# Cosa produrre
Riporta di nuovo queste righe di tutti i record, sostituendo "Patent image size" con "Drawing size" e lasciando invariato tutto il resto.

=-=-=-=-=

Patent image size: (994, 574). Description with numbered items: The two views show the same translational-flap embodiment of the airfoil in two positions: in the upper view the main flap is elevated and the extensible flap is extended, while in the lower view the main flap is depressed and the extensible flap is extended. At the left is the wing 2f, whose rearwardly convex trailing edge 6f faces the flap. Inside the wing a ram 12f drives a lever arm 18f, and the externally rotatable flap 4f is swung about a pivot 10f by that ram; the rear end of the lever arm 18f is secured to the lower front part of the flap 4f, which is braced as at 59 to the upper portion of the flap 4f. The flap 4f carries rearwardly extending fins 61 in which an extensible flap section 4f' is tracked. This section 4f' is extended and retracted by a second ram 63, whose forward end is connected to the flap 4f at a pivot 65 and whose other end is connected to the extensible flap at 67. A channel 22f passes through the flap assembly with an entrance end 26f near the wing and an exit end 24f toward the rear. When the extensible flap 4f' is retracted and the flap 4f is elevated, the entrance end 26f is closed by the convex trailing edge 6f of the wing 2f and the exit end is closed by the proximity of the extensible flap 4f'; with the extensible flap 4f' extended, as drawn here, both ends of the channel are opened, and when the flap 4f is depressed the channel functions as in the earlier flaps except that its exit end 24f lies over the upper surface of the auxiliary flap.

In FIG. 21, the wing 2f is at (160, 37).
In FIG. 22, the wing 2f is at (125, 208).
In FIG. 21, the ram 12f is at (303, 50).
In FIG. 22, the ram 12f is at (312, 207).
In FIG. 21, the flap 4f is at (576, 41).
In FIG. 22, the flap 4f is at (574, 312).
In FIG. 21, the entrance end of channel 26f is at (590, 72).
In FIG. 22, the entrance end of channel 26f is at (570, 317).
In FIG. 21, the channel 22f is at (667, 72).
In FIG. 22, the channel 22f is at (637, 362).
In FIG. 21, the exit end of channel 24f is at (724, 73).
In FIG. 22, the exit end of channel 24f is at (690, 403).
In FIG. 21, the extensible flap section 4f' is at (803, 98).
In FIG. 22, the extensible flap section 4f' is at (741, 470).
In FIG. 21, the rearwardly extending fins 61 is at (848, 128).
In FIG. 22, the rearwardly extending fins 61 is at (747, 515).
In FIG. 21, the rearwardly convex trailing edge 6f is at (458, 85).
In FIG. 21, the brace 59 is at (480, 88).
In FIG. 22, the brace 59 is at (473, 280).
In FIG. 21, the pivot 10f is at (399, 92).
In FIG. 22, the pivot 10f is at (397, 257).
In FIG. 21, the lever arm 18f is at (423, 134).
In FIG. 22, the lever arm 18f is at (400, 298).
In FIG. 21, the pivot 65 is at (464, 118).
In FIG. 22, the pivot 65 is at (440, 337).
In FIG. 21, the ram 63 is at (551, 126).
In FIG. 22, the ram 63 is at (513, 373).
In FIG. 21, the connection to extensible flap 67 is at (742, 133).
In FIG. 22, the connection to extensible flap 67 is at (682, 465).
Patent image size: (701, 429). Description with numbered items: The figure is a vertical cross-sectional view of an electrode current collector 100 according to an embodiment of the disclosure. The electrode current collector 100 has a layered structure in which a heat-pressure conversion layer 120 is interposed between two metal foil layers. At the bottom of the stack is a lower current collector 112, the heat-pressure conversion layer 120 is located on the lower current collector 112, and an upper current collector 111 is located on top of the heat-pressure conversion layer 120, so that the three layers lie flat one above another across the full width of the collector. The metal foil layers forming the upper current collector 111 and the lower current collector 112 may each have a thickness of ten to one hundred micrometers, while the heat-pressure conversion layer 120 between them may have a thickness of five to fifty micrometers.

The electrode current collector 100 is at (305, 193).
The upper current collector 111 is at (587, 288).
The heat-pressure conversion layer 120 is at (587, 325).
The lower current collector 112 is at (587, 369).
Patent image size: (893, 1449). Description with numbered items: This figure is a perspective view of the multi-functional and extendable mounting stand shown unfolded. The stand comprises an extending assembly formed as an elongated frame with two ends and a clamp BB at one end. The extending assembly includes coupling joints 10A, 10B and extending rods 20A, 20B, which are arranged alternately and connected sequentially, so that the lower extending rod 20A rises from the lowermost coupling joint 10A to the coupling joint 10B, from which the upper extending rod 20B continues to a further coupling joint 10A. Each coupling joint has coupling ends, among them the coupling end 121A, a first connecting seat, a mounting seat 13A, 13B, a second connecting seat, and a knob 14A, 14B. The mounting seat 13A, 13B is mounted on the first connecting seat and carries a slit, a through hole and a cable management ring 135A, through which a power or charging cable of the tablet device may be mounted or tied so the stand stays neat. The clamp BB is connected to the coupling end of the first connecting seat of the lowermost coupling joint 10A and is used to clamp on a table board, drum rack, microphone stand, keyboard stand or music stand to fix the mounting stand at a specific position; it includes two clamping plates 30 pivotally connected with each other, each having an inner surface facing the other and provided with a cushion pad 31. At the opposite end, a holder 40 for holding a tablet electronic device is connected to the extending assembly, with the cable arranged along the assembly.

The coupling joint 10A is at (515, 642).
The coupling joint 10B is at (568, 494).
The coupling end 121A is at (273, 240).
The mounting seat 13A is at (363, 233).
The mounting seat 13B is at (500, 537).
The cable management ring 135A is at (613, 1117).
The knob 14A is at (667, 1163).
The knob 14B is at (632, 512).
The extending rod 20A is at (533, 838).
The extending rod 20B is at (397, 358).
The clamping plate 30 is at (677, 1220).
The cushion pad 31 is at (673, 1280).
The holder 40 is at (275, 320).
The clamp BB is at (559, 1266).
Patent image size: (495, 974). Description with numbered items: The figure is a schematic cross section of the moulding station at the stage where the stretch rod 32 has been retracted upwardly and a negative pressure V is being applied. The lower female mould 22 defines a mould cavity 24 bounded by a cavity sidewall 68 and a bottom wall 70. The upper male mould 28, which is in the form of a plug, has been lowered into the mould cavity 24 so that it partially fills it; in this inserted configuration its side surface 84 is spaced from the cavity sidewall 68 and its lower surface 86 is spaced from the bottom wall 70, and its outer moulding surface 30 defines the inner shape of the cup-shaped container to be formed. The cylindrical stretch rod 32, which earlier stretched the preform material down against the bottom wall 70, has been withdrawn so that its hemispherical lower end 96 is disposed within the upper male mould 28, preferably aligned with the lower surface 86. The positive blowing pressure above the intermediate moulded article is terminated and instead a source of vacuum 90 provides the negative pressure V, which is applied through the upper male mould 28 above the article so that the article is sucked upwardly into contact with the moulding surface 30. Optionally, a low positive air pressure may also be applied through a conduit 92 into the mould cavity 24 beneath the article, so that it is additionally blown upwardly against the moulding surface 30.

=-=-=-=-=

# Risposta al compito
Drawing size: (994, 574). Description with numbered items: The two views show the same translational-flap embodiment of the airfoil in two positions: in the upper view the main flap is elevated and the extensible flap is extended, while in the lower view the main flap is depressed and the extensible flap is extended. At the left is the wing 2f, whose rearwardly convex trailing edge 6f faces the flap. Inside the wing a ram 12f drives a lever arm 18f, and the externally rotatable flap 4f is swung about a pivot 10f by that ram; the rear end of the lever arm 18f is secured to the lower front part of the flap 4f, which is braced as at 59 to the upper portion of the flap 4f. The flap 4f carries rearwardly extending fins 61 in which an extensible flap section 4f' is tracked. This section 4f' is extended and retracted by a second ram 63, whose forward end is connected to the flap 4f at a pivot 65 and whose other end is connected to the extensible flap at 67. A channel 22f passes through the flap assembly with an entrance end 26f near the wing and an exit end 24f toward the rear. When the extensible flap 4f' is retracted and the flap 4f is elevated, the entrance end 26f is closed by the convex trailing edge 6f of the wing 2f and the exit end is closed by the proximity of the extensible flap 4f'; with the extensible flap 4f' extended, as drawn here, both ends of the channel are opened, and when the flap 4f is depressed the channel functions as in the earlier flaps except that its exit end 24f lies over the upper surface of the auxiliary flap.

In FIG. 21, the wing 2f is at (160, 37).
In FIG. 22, the wing 2f is at (125, 208).
In FIG. 21, the ram 12f is at (303, 50).
In FIG. 22, the ram 12f is at (312, 207).
In FIG. 21, the flap 4f is at (576, 41).
In FIG. 22, the flap 4f is at (574, 312).
In FIG. 21, the entrance end of channel 26f is at (590, 72).
In FIG. 22, the entrance end of channel 26f is at (570, 317).
In FIG. 21, the channel 22f is at (667, 72).
In FIG. 22, the channel 22f is at (637, 362).
In FIG. 21, the exit end of channel 24f is at (724, 73).
In FIG. 22, the exit end of channel 24f is at (690, 403).
In FIG. 21, the extensible flap section 4f' is at (803, 98).
In FIG. 22, the extensible flap section 4f' is at (741, 470).
In FIG. 21, the rearwardly extending fins 61 is at (848, 128).
In FIG. 22, the rearwardly extending fins 61 is at (747, 515).
In FIG. 21, the rearwardly convex trailing edge 6f is at (458, 85).
In FIG. 21, the brace 59 is at (480, 88).
In FIG. 22, the brace 59 is at (473, 280).
In FIG. 21, the pivot 10f is at (399, 92).
In FIG. 22, the pivot 10f is at (397, 257).
In FIG. 21, the lever arm 18f is at (423, 134).
In FIG. 22, the lever arm 18f is at (400, 298).
In FIG. 21, the pivot 65 is at (464, 118).
In FIG. 22, the pivot 65 is at (440, 337).
In FIG. 21, the ram 63 is at (551, 126).
In FIG. 22, the ram 63 is at (513, 373).
In FIG. 21, the connection to extensible flap 67 is at (742, 133).
In FIG. 22, the connection to extensible flap 67 is at (682, 465).
Drawing size: (701, 429). Description with numbered items: The figure is a vertical cross-sectional view of an electrode current collector 100 according to an embodiment of the disclosure. The electrode current collector 100 has a layered structure in which a heat-pressure conversion layer 120 is interposed between two metal foil layers. At the bottom of the stack is a lower current collector 112, the heat-pressure conversion layer 120 is located on the lower current collector 112, and an upper current collector 111 is located on top of the heat-pressure conversion layer 120, so that the three layers lie flat one above another across the full width of the collector. The metal foil layers forming the upper current collector 111 and the lower current collector 112 may each have a thickness of ten to one hundred micrometers, while the heat-pressure conversion layer 120 between them may have a thickness of five to fifty micrometers.

The electrode current collector 100 is at (305, 193).
The upper current collector 111 is at (587, 288).
The heat-pressure conversion layer 120 is at (587, 325).
The lower current collector 112 is at (587, 369).
Drawing size: (893, 1449). Description with numbered items: This figure is a perspective view of the multi-functional and extendable mounting stand shown unfolded. The stand comprises an extending assembly formed as an elongated frame with two ends and a clamp BB at one end. The extending assembly includes coupling joints 10A, 10B and extending rods 20A, 20B, which are arranged alternately and connected sequentially, so that the lower extending rod 20A rises from the lowermost coupling joint 10A to the coupling joint 10B, from which the upper extending rod 20B continues to a further coupling joint 10A. Each coupling joint has coupling ends, among them the coupling end 121A, a first connecting seat, a mounting seat 13A, 13B, a second connecting seat, and a knob 14A, 14B. The mounting seat 13A, 13B is mounted on the first connecting seat and carries a slit, a through hole and a cable management ring 135A, through which a power or charging cable of the tablet device may be mounted or tied so the stand stays neat. The clamp BB is connected to the coupling end of the first connecting seat of the lowermost coupling joint 10A and is used to clamp on a table board, drum rack, microphone stand, keyboard stand or music stand to fix the mounting stand at a specific position; it includes two clamping plates 30 pivotally connected with each other, each having an inner surface facing the other and provided with a cushion pad 31. At the opposite end, a holder 40 for holding a tablet electronic device is connected to the extending assembly, with the cable arranged along the assembly.

The coupling joint 10A is at (515, 642).
The coupling joint 10B is at (568, 494).
The coupling end 121A is at (273, 240).
The mounting seat 13A is at (363, 233).
The mounting seat 13B is at (500, 537).
The cable management ring 135A is at (613, 1117).
The knob 14A is at (667, 1163).
The knob 14B is at (632, 512).
The extending rod 20A is at (533, 838).
The extending rod 20B is at (397, 358).
The clamping plate 30 is at (677, 1220).
The cushion pad 31 is at (673, 1280).
The holder 40 is at (275, 320).
The clamp BB is at (559, 1266).
Drawing size: (495, 974). Description with numbered items: The figure is a schematic cross section of the moulding station at the stage where the stretch rod 32 has been retracted upwardly and a negative pressure V is being applied. The lower female mould 22 defines a mould cavity 24 bounded by a cavity sidewall 68 and a bottom wall 70. The upper male mould 28, which is in the form of a plug, has been lowered into the mould cavity 24 so that it partially fills it; in this inserted configuration its side surface 84 is spaced from the cavity sidewall 68 and its lower surface 86 is spaced from the bottom wall 70, and its outer moulding surface 30 defines the inner shape of the cup-shaped container to be formed. The cylindrical stretch rod 32, which earlier stretched the preform material down against the bottom wall 70, has been withdrawn so that its hemispherical lower end 96 is disposed within the upper male mould 28, preferably aligned with the lower surface 86. The positive blowing pressure above the intermediate moulded article is terminated and instead a source of vacuum 90 provides the negative pressure V, which is applied through the upper male mould 28 above the article so that the article is sucked upwardly into contact with the moulding surface 30. Optionally, a low positive air pressure may also be applied through a conduit 92 into the mould cavity 24 beneath the article, so that it is additionally blown upwardly against the moulding surface 30.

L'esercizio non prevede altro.